EXTRACTED ENTRIES:
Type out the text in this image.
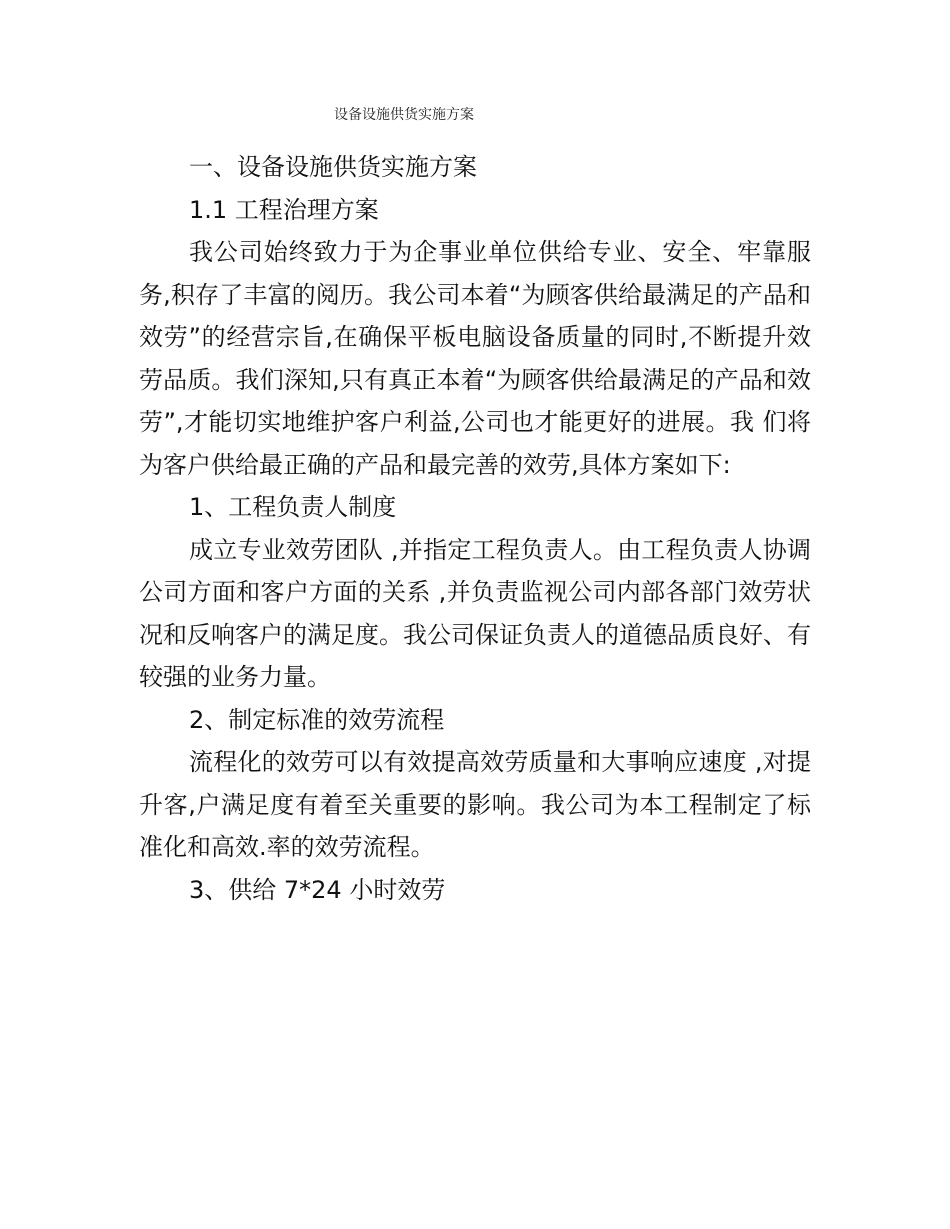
设备设施供货实施方案

一、设备设施供货实施方案

1.1 工程治理方案

我公司始终致力于为企事业单位供给专业、安全、牢靠服务,积存了丰富的阅历。我公司本着“为顾客供给最满足的产品和效劳”的经营宗旨,在确保平板电脑设备质量的同时,不断提升效劳品质。我们深知,只有真正本着“为顾客供给最满足的产品和效劳”,才能切实地维护客户利益,公司也才能更好的进展。我 们将为客户供给最正确的产品和最完善的效劳,具体方案如下:

1、工程负责人制度

成立专业效劳团队 ,并指定工程负责人。由工程负责人协调公司方面和客户方面的关系 ,并负责监视公司内部各部门效劳状况和反响客户的满足度。我公司保证负责人的道德品质良好、有较强的业务力量。

2、制定标准的效劳流程

流程化的效劳可以有效提高效劳质量和大事响应速度 ,对提升客,户满足度有着至关重要的影响。我公司为本工程制定了标准化和高效.率的效劳流程。

3、供给 7*24 小时效劳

PROMPT: Return the listing above word for word, with the pictures removed.

RESPONSE TO THE TASK:
Type out the text in this image.
设备设施供货实施方案

一、设备设施供货实施方案

1.1 工程治理方案

我公司始终致力于为企事业单位供给专业、安全、牢靠服务,积存了丰富的阅历。我公司本着“为顾客供给最满足的产品和效劳”的经营宗旨,在确保平板电脑设备质量的同时,不断提升效劳品质。我们深知,只有真正本着“为顾客供给最满足的产品和效劳”,才能切实地维护客户利益,公司也才能更好的进展。我 们将为客户供给最正确的产品和最完善的效劳,具体方案如下:

1、工程负责人制度

成立专业效劳团队 ,并指定工程负责人。由工程负责人协调公司方面和客户方面的关系 ,并负责监视公司内部各部门效劳状况和反响客户的满足度。我公司保证负责人的道德品质良好、有较强的业务力量。

2、制定标准的效劳流程

流程化的效劳可以有效提高效劳质量和大事响应速度 ,对提升客,户满足度有着至关重要的影响。我公司为本工程制定了标准化和高效.率的效劳流程。

3、供给 7*24 小时效劳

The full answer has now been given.